■ **WORK INSTRUCTIONS**:
Identify each line holding the string "color" and copy it.

■ **WORKING DATA**:
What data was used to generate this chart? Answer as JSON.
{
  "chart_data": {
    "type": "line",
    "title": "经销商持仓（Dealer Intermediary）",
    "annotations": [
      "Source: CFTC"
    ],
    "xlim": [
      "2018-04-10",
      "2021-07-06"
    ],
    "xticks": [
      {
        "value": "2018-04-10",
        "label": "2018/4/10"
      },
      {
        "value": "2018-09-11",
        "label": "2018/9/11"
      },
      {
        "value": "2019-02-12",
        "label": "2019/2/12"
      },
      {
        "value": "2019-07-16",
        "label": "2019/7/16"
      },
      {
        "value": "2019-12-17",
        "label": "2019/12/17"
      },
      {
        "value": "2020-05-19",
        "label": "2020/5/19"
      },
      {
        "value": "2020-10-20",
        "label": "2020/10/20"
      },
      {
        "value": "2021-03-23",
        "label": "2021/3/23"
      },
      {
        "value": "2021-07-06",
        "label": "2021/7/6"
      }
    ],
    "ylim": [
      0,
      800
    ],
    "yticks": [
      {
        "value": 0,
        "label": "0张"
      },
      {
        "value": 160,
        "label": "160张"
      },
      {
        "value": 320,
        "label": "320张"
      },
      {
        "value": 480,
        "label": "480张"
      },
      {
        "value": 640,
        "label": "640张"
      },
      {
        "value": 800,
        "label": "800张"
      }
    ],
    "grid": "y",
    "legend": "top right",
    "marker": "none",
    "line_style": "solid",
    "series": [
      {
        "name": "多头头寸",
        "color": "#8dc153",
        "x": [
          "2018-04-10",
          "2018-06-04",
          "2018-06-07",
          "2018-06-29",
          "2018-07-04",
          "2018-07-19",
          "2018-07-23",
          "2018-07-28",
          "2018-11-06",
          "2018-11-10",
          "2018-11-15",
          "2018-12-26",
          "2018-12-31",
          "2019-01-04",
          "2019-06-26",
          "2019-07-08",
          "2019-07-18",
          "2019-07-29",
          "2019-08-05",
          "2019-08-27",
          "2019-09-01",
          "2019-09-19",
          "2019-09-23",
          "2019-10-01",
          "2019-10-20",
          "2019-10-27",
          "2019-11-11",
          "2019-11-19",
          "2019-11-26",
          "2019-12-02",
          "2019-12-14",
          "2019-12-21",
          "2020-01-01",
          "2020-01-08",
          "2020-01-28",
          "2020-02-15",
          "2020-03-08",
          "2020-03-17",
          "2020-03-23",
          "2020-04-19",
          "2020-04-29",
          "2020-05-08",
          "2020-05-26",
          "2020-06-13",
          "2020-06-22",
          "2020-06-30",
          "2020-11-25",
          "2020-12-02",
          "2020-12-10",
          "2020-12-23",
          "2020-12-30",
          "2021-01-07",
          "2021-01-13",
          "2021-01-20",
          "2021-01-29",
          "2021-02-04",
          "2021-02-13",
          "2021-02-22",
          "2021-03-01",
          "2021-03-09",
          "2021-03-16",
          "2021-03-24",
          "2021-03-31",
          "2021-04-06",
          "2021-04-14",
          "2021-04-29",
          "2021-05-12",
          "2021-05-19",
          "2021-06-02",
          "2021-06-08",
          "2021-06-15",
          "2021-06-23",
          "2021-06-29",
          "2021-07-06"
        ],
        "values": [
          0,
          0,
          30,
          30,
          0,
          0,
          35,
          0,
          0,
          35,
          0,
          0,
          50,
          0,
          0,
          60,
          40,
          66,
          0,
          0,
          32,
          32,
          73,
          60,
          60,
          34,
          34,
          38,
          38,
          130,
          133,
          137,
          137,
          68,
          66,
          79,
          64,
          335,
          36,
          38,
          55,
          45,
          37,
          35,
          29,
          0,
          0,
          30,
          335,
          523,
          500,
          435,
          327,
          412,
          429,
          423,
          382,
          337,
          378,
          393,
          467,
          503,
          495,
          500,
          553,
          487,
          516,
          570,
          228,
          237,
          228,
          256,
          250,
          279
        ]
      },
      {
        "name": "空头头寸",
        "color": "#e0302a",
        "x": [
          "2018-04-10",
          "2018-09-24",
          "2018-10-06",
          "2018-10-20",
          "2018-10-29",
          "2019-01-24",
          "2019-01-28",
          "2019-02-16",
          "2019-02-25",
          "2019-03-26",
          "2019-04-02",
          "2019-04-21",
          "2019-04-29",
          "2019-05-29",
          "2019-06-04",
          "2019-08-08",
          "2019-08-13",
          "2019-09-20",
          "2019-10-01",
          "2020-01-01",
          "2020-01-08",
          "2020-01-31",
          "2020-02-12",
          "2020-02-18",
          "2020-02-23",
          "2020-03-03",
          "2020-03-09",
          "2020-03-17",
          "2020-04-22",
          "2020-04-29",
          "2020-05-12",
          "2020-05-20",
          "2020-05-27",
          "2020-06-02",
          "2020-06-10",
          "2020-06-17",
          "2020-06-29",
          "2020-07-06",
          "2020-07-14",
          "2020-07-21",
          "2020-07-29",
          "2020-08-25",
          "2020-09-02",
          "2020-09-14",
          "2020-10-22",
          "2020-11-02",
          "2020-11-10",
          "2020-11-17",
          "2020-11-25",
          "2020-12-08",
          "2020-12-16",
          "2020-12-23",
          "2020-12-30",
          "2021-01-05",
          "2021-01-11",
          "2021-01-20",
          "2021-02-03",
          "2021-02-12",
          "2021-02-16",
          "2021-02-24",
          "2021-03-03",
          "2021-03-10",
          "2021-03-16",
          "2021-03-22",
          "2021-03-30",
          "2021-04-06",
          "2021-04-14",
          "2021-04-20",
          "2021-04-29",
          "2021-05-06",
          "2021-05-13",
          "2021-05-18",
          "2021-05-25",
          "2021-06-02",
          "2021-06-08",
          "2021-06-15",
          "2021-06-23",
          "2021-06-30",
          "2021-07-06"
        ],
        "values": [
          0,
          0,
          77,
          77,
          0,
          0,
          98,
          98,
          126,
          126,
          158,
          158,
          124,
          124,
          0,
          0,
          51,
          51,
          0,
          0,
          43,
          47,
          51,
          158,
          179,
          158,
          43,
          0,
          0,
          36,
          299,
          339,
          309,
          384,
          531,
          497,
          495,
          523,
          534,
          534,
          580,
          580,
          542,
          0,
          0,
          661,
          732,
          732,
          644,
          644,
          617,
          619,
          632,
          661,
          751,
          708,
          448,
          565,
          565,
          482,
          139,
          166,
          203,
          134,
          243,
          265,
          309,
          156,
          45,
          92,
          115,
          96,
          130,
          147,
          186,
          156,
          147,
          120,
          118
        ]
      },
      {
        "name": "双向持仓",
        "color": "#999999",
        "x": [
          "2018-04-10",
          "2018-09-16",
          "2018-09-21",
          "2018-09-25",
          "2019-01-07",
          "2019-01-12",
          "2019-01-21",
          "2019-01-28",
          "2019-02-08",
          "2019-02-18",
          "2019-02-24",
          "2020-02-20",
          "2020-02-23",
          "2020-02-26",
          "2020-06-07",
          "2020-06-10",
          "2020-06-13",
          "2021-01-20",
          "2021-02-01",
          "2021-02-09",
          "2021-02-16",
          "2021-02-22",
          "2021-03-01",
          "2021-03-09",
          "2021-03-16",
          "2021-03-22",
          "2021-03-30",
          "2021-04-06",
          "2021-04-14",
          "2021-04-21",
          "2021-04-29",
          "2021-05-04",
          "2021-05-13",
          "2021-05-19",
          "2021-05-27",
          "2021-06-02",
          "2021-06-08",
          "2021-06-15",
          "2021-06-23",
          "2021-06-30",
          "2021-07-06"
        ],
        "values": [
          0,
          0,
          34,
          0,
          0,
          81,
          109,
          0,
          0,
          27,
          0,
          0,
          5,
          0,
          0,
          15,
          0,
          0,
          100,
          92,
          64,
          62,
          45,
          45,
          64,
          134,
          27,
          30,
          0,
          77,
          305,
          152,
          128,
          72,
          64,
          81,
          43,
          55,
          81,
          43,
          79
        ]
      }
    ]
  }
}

■ **CORRECT RESPONSE**:
        "color": "#8dc153",
        "color": "#e0302a",
        "color": "#999999",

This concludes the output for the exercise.